* _READING TEXT_
============================================================
# Prewar Schwinn Autocycle original photos



## Clark58mx (Apr 18, 2019)

Scored these original photographs today at a local flea market. The bike in the photos is a full deluxe prewar Schwinn Autocycle. Thought I would share.


----------



## SJ_BIKER (Apr 18, 2019)

Observation....looks likes like the fender has no pinstripes....i would have figured that pinstripes would be there?


----------



## GTs58 (Apr 18, 2019)

SJ_BIKER said:


> Observation....looks likes like the fender has no pinstripes....i would have figured that pinstripes would be there?




You're joking right? 

Funny, same spot, same house, same bike but different seasons and different riders.


----------



## SJ_BIKER (Apr 18, 2019)

GTs58 said:


> You're joking right?
============================================================
Rewrite the part of the forum thread about the prewar Schwinn Autocycle photos starting at "# Prewar Schwinn" and ending at "I would share.", putting "swap meet" in place of "flea market".

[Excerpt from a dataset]
============================================================
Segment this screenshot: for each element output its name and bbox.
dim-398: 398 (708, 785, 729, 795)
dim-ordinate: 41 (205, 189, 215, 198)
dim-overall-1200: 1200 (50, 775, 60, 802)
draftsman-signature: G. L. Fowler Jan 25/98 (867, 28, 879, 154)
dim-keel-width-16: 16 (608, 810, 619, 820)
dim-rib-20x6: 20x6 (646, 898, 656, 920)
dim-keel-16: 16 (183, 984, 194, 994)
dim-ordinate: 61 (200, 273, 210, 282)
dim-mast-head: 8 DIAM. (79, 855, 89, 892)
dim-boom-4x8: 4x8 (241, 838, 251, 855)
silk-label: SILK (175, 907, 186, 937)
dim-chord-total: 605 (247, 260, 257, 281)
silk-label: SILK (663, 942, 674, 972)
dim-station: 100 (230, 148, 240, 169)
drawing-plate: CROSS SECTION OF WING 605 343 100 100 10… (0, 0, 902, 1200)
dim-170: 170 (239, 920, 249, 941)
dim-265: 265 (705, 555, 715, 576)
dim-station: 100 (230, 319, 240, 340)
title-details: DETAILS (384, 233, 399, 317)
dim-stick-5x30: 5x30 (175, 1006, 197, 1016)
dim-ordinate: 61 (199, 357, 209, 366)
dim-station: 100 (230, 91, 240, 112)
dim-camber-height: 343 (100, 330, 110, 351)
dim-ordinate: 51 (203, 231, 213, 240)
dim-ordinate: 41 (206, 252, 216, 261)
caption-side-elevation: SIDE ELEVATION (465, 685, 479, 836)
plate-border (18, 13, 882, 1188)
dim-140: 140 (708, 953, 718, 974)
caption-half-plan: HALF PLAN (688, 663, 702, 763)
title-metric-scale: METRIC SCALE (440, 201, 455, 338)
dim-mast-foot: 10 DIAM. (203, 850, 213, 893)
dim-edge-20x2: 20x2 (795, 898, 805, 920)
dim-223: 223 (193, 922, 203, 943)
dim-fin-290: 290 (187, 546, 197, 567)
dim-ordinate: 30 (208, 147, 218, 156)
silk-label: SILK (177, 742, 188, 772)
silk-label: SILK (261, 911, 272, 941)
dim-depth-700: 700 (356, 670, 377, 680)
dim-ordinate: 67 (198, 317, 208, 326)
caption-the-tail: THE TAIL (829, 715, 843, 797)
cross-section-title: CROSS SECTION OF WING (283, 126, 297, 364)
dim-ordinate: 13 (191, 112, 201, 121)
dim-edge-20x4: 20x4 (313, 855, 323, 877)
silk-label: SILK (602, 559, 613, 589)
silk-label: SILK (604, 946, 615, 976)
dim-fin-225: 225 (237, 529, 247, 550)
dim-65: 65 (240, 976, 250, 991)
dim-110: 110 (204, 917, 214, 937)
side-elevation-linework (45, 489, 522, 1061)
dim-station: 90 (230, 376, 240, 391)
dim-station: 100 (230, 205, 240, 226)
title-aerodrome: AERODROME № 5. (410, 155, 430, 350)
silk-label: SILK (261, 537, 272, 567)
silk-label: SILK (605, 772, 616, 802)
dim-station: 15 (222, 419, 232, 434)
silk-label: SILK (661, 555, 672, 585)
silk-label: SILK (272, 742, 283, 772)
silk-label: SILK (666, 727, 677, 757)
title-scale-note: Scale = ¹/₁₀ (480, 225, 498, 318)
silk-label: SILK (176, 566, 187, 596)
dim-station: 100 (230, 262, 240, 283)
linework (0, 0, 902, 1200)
============================================================
* _REPLY_
# Prewar Schwinn Autocycle original photos



## Clark58mx (Apr 18, 2019)

Scored these original photographs today at a local swap meet. The bike in the photos is a full deluxe prewar Schwinn Autocycle. Thought I would share.